*Problem to work on*: Copy each line where the word "title" occurs.
* * * * * * * * *
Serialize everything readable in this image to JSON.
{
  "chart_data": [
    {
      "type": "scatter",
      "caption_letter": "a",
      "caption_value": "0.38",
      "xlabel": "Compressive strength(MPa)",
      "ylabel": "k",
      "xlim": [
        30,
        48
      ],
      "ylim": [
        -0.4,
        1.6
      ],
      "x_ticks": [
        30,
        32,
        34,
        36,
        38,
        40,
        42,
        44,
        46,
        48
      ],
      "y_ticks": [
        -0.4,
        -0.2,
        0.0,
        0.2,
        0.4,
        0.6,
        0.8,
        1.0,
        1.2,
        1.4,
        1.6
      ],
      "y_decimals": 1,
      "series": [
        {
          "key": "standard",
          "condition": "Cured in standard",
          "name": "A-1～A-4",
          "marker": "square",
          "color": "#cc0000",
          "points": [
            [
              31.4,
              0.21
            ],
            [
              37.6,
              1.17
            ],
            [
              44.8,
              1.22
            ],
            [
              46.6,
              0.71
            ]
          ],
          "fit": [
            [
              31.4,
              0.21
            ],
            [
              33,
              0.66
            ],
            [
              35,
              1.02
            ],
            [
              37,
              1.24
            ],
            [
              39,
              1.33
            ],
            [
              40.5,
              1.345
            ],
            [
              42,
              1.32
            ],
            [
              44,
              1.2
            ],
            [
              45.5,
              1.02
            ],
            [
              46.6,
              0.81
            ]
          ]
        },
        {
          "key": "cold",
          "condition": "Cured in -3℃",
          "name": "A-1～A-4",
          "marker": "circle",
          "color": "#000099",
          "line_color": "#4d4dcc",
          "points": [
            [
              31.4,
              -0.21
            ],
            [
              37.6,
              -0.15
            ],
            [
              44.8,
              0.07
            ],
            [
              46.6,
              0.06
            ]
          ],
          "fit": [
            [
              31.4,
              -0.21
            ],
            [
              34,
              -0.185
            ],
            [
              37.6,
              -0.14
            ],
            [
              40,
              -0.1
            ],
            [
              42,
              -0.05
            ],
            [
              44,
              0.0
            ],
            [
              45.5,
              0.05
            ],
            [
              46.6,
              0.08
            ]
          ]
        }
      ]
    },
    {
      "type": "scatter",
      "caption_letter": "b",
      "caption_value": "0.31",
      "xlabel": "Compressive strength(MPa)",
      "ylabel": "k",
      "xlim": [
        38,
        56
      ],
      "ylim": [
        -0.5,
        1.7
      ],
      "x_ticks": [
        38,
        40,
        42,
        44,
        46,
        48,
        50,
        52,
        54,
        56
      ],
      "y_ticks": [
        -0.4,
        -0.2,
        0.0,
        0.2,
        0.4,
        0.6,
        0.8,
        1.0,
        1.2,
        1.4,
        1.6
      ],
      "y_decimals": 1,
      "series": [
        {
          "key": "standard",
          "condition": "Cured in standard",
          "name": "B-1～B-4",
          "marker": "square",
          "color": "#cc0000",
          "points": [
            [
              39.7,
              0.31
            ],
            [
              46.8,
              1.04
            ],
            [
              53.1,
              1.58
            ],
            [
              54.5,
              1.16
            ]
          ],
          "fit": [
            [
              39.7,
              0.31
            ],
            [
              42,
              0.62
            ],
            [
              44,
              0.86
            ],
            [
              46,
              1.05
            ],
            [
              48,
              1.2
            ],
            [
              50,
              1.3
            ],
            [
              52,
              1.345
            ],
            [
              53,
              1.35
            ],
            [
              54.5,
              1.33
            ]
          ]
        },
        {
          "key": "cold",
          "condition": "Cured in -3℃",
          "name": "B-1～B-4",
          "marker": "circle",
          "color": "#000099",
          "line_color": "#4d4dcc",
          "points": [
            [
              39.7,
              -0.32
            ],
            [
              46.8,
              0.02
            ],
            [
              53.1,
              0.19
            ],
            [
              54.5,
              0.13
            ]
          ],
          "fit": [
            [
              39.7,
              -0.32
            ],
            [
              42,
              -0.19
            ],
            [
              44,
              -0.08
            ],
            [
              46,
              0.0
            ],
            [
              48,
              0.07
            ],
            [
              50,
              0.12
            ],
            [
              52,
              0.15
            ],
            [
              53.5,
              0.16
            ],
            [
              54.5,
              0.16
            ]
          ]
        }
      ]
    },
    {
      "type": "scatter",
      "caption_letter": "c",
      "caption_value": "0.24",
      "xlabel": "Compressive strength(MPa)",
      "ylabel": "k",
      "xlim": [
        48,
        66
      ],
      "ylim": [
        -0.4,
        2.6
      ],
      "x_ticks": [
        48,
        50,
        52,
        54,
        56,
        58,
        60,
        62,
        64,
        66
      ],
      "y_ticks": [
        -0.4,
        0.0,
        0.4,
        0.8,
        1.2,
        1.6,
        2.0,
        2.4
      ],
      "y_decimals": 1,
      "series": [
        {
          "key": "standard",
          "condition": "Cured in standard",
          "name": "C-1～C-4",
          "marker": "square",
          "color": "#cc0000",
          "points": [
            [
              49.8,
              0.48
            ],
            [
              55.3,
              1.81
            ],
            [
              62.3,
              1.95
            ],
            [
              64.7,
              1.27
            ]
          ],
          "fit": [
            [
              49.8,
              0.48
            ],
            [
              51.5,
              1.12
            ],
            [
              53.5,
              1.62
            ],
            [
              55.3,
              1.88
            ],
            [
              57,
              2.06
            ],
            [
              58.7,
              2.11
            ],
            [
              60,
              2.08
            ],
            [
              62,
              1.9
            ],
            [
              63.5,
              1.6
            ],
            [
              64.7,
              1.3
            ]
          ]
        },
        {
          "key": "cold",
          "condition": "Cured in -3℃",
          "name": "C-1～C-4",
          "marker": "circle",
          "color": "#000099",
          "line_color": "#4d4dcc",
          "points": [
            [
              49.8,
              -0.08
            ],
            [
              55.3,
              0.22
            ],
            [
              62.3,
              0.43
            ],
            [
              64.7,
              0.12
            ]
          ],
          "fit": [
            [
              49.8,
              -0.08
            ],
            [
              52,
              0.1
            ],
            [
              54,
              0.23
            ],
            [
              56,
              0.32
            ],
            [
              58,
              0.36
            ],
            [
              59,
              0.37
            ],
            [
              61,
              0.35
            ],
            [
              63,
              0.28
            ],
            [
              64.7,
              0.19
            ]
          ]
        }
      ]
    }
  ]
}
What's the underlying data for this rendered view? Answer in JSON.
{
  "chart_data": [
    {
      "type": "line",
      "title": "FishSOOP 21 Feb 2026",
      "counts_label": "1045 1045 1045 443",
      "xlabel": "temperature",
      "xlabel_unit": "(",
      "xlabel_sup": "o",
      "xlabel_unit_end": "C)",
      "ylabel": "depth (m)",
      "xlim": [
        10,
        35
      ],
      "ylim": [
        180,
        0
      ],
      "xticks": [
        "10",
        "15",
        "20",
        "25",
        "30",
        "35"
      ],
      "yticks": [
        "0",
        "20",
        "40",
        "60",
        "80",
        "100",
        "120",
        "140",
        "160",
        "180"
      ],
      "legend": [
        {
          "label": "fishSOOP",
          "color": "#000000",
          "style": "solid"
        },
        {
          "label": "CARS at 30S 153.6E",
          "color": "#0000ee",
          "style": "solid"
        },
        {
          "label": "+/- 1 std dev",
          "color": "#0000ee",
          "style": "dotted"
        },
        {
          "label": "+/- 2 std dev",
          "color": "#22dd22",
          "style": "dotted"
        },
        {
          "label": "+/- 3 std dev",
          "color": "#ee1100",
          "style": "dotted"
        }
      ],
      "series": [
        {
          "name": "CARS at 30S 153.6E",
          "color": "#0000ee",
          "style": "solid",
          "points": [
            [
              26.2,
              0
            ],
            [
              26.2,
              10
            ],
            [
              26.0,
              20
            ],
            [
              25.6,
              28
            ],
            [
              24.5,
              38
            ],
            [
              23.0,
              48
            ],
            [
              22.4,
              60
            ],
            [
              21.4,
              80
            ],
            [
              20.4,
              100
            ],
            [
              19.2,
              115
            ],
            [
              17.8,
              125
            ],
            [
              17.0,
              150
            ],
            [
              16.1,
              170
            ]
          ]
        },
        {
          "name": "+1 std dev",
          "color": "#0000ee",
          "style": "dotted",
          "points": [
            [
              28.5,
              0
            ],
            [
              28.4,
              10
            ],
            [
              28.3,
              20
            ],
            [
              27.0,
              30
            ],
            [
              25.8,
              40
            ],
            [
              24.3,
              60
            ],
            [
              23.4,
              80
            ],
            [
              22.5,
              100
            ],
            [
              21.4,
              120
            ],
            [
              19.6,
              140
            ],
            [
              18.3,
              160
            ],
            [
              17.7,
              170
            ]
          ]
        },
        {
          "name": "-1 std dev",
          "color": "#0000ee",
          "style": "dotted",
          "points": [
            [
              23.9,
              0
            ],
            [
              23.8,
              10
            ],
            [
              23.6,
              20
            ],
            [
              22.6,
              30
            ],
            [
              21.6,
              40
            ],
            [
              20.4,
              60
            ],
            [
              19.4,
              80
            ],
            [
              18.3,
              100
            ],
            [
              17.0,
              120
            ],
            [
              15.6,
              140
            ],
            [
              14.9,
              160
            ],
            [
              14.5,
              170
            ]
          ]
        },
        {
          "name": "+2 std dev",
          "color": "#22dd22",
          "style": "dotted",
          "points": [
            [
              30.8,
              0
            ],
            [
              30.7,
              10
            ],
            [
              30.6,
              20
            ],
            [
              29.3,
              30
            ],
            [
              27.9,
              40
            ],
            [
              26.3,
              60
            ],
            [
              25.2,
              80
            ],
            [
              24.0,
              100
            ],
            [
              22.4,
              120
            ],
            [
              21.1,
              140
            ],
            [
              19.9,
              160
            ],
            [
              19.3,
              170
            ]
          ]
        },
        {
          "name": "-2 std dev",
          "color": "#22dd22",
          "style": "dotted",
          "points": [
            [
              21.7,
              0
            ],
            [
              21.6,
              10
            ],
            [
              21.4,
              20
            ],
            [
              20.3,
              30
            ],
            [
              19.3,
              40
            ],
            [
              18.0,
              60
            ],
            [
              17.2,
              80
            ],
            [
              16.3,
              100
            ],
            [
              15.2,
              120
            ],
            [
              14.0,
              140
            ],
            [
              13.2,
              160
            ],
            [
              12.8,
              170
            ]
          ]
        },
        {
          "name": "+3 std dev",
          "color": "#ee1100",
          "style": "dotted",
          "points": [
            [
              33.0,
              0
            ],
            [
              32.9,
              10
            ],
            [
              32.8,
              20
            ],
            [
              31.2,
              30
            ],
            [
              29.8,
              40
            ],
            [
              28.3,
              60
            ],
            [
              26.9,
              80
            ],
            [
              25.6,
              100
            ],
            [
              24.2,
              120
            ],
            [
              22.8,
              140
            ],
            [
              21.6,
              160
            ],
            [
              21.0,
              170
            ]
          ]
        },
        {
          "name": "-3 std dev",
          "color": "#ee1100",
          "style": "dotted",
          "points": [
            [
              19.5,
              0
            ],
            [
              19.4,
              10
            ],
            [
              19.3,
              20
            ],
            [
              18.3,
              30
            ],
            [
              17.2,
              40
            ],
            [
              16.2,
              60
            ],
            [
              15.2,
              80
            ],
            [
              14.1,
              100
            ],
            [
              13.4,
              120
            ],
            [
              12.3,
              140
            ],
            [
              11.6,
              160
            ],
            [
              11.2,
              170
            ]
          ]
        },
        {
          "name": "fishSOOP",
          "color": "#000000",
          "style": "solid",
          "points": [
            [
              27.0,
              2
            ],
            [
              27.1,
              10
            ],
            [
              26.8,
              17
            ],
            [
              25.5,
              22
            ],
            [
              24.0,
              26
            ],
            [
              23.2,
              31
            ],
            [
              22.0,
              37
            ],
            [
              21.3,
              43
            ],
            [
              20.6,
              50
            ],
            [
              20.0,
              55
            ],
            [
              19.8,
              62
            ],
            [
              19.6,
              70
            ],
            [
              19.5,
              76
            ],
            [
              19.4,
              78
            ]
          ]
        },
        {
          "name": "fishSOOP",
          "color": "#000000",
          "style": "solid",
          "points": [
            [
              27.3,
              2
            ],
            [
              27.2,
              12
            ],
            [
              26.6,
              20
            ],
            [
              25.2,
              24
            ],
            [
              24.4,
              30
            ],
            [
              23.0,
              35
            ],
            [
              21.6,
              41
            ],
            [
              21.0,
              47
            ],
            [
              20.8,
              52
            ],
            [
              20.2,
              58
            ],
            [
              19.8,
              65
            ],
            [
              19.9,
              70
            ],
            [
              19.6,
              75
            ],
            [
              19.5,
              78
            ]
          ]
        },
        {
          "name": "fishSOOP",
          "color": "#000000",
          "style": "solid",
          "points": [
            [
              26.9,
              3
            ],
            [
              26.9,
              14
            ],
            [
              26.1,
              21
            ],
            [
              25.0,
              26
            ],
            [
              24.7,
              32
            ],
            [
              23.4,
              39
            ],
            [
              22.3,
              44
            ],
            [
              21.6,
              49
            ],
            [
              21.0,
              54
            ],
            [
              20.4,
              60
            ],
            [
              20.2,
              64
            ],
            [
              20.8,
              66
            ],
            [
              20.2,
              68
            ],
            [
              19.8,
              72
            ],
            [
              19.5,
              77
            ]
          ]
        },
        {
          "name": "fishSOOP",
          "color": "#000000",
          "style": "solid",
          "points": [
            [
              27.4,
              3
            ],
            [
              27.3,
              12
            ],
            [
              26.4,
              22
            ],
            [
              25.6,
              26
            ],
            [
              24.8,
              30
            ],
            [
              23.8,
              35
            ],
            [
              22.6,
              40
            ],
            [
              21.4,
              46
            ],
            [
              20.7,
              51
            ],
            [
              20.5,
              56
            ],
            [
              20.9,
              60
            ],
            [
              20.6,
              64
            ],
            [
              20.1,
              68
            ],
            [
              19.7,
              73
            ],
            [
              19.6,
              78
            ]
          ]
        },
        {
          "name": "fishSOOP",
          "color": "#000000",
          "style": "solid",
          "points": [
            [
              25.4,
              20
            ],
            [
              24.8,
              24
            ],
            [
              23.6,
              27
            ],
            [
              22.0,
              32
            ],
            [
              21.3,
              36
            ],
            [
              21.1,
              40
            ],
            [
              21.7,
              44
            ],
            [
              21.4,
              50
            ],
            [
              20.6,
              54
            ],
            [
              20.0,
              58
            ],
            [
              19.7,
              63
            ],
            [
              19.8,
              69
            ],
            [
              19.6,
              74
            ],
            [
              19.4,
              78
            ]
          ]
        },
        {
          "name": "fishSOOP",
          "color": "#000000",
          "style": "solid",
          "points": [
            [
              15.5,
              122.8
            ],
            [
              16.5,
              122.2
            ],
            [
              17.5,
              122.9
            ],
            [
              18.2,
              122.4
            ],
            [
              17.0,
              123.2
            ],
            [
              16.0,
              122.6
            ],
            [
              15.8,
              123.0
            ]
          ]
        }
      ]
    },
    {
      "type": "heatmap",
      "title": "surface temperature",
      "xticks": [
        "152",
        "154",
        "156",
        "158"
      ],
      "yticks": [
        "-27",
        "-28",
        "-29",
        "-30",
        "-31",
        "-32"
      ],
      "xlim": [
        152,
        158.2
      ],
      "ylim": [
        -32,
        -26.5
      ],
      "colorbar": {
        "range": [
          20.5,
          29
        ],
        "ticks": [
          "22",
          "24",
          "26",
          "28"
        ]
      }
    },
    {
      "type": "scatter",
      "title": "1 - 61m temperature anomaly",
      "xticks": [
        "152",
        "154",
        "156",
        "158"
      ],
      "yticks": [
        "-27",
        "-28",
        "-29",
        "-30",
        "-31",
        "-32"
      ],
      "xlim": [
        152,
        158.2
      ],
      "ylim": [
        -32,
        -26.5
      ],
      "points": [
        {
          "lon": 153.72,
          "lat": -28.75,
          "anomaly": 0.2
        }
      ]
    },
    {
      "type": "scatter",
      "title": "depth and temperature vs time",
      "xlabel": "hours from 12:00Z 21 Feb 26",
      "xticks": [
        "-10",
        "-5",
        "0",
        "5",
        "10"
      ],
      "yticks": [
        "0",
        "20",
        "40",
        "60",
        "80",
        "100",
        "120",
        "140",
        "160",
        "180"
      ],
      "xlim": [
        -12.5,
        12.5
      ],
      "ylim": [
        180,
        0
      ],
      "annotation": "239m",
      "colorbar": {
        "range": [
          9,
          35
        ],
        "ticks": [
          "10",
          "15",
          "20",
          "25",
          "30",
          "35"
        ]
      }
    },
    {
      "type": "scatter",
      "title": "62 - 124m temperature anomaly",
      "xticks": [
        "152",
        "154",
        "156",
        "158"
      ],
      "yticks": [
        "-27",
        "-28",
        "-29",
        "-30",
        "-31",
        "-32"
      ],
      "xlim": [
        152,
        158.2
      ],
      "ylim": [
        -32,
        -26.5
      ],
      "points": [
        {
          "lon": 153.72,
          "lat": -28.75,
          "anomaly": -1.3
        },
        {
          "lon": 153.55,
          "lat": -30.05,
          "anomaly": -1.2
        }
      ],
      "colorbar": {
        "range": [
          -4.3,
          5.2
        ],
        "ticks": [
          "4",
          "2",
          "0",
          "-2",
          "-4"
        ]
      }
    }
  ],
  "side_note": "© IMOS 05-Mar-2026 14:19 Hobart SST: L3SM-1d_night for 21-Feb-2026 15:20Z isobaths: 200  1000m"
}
* * * * * * * * *
*Worked answer*:
      "title": "FishSOOP 21 Feb 2026",
      "title": "surface temperature",
      "title": "1 - 61m temperature anomaly",
      "title": "depth and temperature vs time",
      "title": "62 - 124m temperature anomaly",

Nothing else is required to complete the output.